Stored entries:
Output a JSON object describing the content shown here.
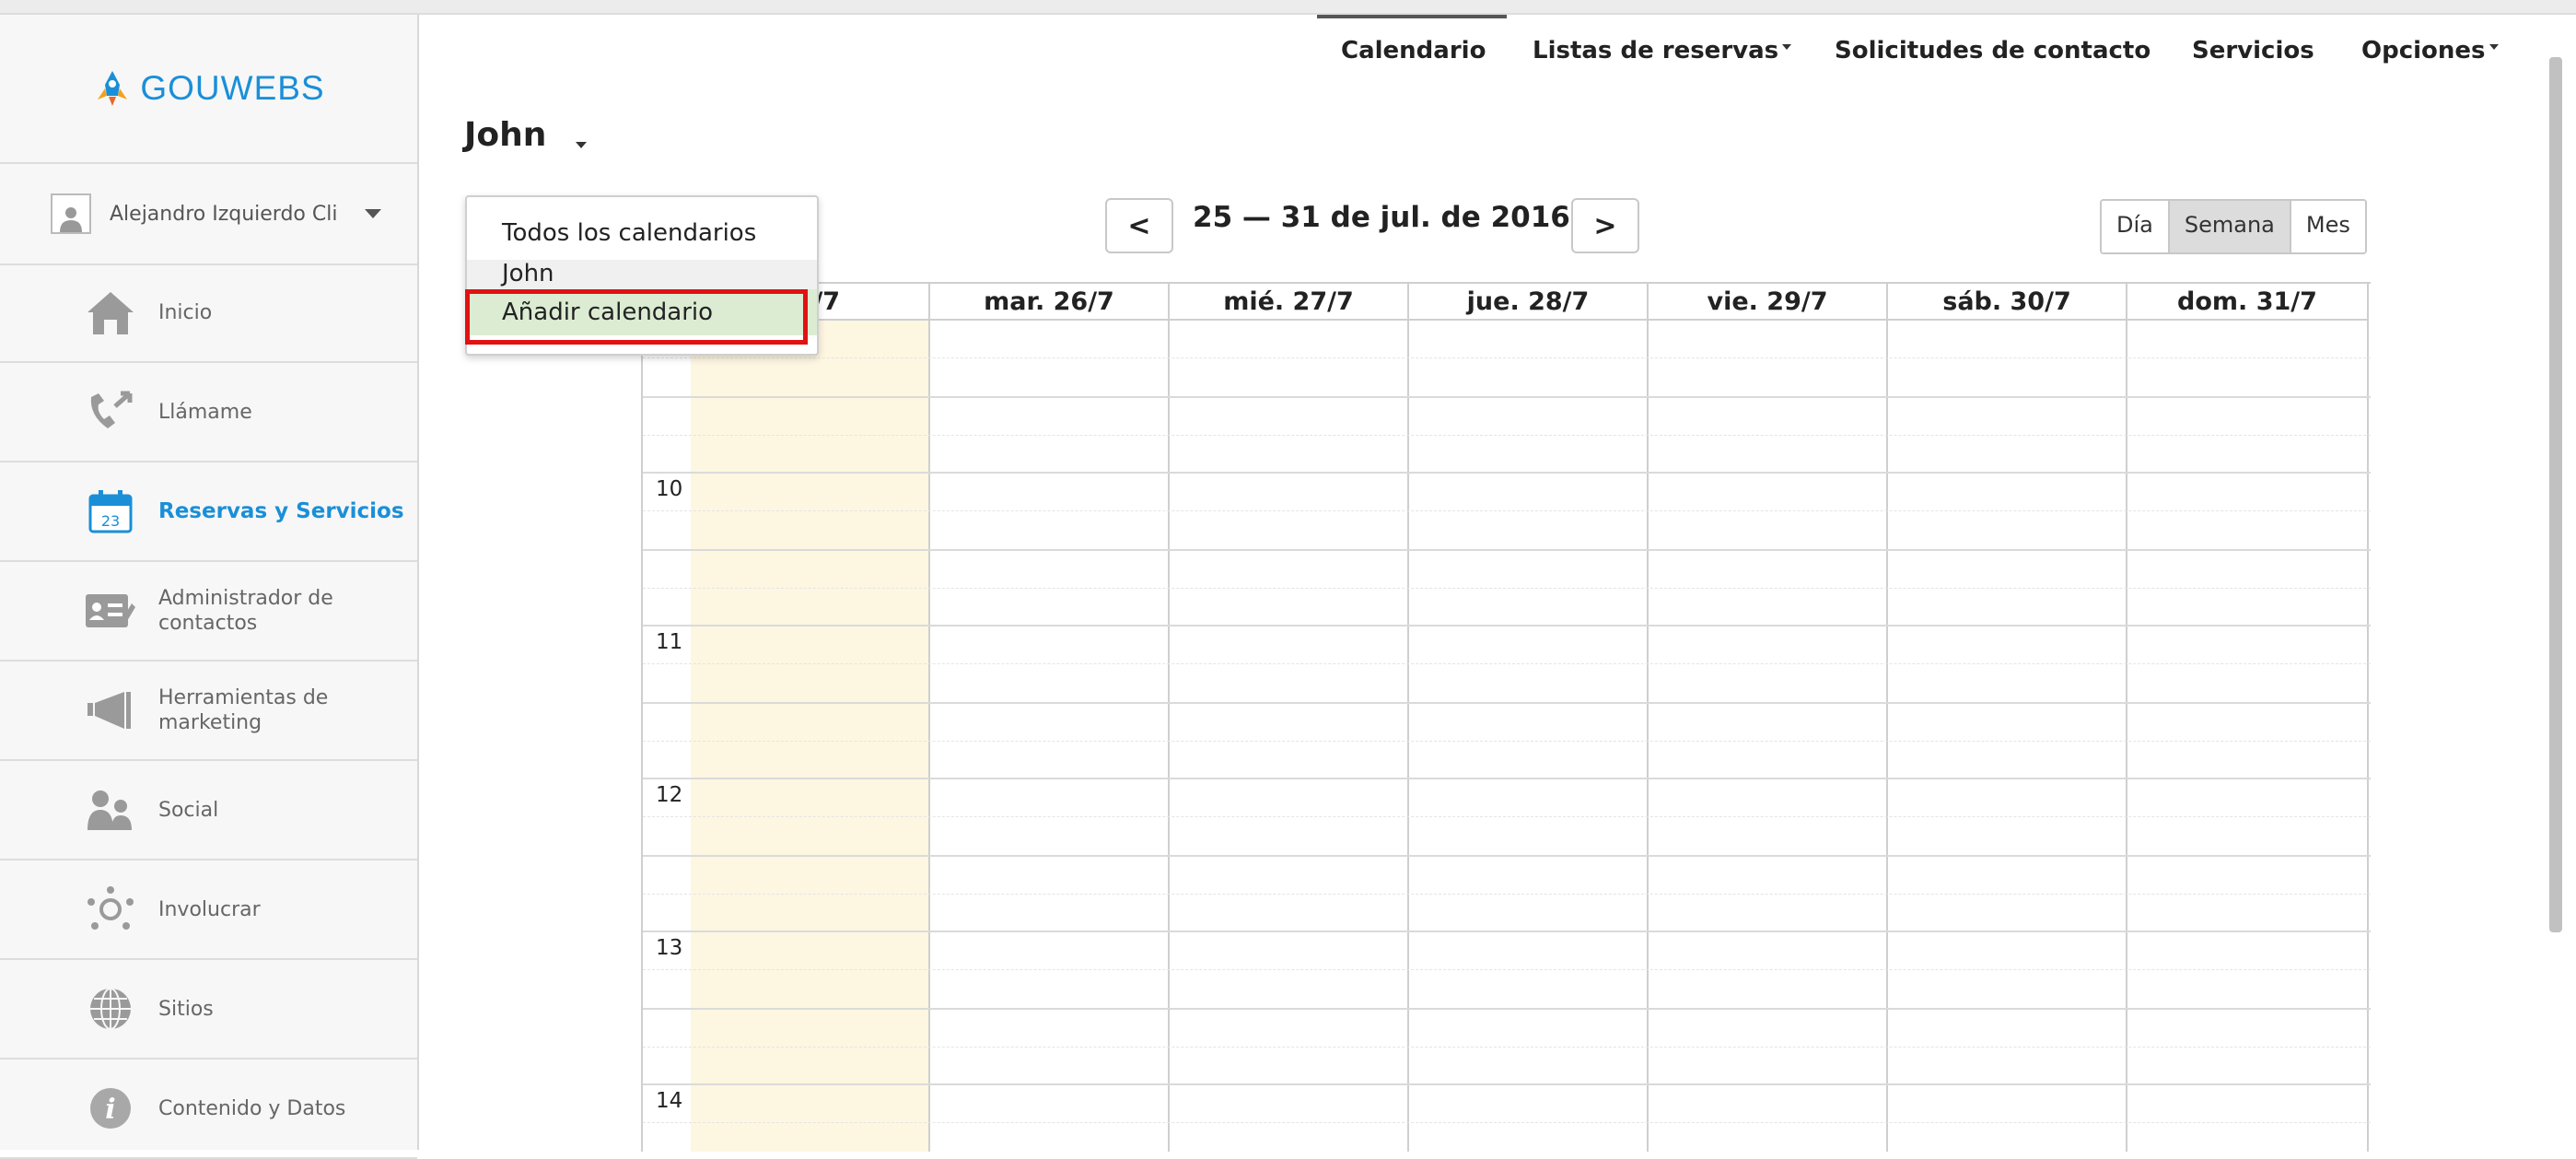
{
  "brand": {
    "logo_text": "GOUWEBS"
  },
  "user": {
    "name": "Alejandro Izquierdo Cli"
  },
  "sidebar": {
    "items": [
      {
        "label": "Inicio",
        "icon": "home-icon"
      },
      {
        "label": "Llámame",
        "icon": "phone-icon"
      },
      {
        "label": "Reservas y Servicios",
        "icon": "calendar-icon",
        "active": true
      },
      {
        "label": "Administrador de contactos",
        "icon": "contact-card-icon"
      },
      {
        "label": "Herramientas de marketing",
        "icon": "megaphone-icon"
      },
      {
        "label": "Social",
        "icon": "people-icon"
      },
      {
        "label": "Involucrar",
        "icon": "network-icon"
      },
      {
        "label": "Sitios",
        "icon": "globe-icon"
      },
      {
        "label": "Contenido y Datos",
        "icon": "info-icon"
      }
    ],
    "calendar_icon_day": "23"
  },
  "topnav": {
    "calendario": "Calendario",
    "listas": "Listas de reservas",
    "solicitudes": "Solicitudes de contacto",
    "servicios": "Servicios",
    "opciones": "Opciones"
  },
  "calendar": {
    "title": "John",
    "date_range": "25 — 31 de jul. de 2016",
    "prev": "<",
    "next": ">",
    "views": [
      "Día",
      "Semana",
      "Mes"
    ],
    "selected_view": "Semana",
    "days": [
      "25/7",
      "mar. 26/7",
      "mié. 27/7",
      "jue. 28/7",
      "vie. 29/7",
      "sáb. 30/7",
      "dom. 31/7"
    ],
    "hours": [
      "10",
      "11",
      "12",
      "13",
      "14"
    ]
  },
  "dropdown": {
    "items": [
      "Todos los calendarios",
      "John",
      "Añadir calendario"
    ],
    "highlighted": "Añadir calendario"
  },
  "colors": {
    "accent": "#1a8fd8",
    "today_column": "#fdf6e1",
    "highlight_border": "#e01212",
    "add_item_bg": "#dcecd3"
  }
}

* **Task to complete**:
State the number of lines holding the word "Servicios" in the listing. Add nothing else.

* **Full output**:
2